### Listed records

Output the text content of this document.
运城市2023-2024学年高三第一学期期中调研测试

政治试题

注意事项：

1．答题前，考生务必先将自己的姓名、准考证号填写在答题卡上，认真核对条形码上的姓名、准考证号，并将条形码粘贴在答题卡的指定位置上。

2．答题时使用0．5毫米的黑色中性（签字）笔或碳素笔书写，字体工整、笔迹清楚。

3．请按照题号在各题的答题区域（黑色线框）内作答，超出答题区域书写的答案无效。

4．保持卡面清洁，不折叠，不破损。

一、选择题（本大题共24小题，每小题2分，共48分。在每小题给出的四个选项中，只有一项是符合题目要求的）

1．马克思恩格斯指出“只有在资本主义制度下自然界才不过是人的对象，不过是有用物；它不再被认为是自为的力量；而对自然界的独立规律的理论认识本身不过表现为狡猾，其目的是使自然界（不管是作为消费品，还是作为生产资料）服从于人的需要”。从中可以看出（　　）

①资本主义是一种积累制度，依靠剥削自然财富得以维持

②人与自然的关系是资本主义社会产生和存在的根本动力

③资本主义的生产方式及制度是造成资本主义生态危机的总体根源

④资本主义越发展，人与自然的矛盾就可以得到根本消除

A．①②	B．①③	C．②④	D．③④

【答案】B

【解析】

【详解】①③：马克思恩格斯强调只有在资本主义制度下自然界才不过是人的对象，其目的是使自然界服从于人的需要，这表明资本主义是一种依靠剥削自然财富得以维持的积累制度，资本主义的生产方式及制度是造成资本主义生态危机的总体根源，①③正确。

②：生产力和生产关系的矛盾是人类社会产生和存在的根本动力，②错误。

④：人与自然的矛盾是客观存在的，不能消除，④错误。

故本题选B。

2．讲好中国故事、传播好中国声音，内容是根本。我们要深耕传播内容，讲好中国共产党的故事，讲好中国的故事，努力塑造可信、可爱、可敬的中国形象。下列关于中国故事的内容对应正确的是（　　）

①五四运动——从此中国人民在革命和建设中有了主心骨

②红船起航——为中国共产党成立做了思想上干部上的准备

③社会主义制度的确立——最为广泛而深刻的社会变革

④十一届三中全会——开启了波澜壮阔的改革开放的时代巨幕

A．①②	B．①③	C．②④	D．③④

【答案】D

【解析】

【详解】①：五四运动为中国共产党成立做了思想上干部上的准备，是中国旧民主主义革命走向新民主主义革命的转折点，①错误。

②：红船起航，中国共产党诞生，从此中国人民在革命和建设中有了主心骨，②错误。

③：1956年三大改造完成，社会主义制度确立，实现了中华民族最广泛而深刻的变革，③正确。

### Task instructions
Reproduce all of the records exactly.

### Output for this exercise
Output the text content of this document.
运城市2023-2024学年高三第一学期期中调研测试

政治试题

注意事项：

1．答题前，考生务必先将自己的姓名、准考证号填写在答题卡上，认真核对条形码上的姓名、准考证号，并将条形码粘贴在答题卡的指定位置上。

2．答题时使用0．5毫米的黑色中性（签字）笔或碳素笔书写，字体工整、笔迹清楚。

3．请按照题号在各题的答题区域（黑色线框）内作答，超出答题区域书写的答案无效。

4．保持卡面清洁，不折叠，不破损。

一、选择题（本大题共24小题，每小题2分，共48分。在每小题给出的四个选项中，只有一项是符合题目要求的）

1．马克思恩格斯指出“只有在资本主义制度下自然界才不过是人的对象，不过是有用物；它不再被认为是自为的力量；而对自然界的独立规律的理论认识本身不过表现为狡猾，其目的是使自然界（不管是作为消费品，还是作为生产资料）服从于人的需要”。从中可以看出（　　）

①资本主义是一种积累制度，依靠剥削自然财富得以维持

②人与自然的关系是资本主义社会产生和存在的根本动力

③资本主义的生产方式及制度是造成资本主义生态危机的总体根源

④资本主义越发展，人与自然的矛盾就可以得到根本消除

A．①②	B．①③	C．②④	D．③④

【答案】B

【解析】

【详解】①③：马克思恩格斯强调只有在资本主义制度下自然界才不过是人的对象，其目的是使自然界服从于人的需要，这表明资本主义是一种依靠剥削自然财富得以维持的积累制度，资本主义的生产方式及制度是造成资本主义生态危机的总体根源，①③正确。

②：生产力和生产关系的矛盾是人类社会产生和存在的根本动力，②错误。

④：人与自然的矛盾是客观存在的，不能消除，④错误。

故本题选B。

2．讲好中国故事、传播好中国声音，内容是根本。我们要深耕传播内容，讲好中国共产党的故事，讲好中国的故事，努力塑造可信、可爱、可敬的中国形象。下列关于中国故事的内容对应正确的是（　　）

①五四运动——从此中国人民在革命和建设中有了主心骨

②红船起航——为中国共产党成立做了思想上干部上的准备

③社会主义制度的确立——最为广泛而深刻的社会变革

④十一届三中全会——开启了波澜壮阔的改革开放的时代巨幕

A．①②	B．①③	C．②④	D．③④

【答案】D

【解析】

【详解】①：五四运动为中国共产党成立做了思想上干部上的准备，是中国旧民主主义革命走向新民主主义革命的转折点，①错误。

②：红船起航，中国共产党诞生，从此中国人民在革命和建设中有了主心骨，②错误。

③：1956年三大改造完成，社会主义制度确立，实现了中华民族最广泛而深刻的变革，③正确。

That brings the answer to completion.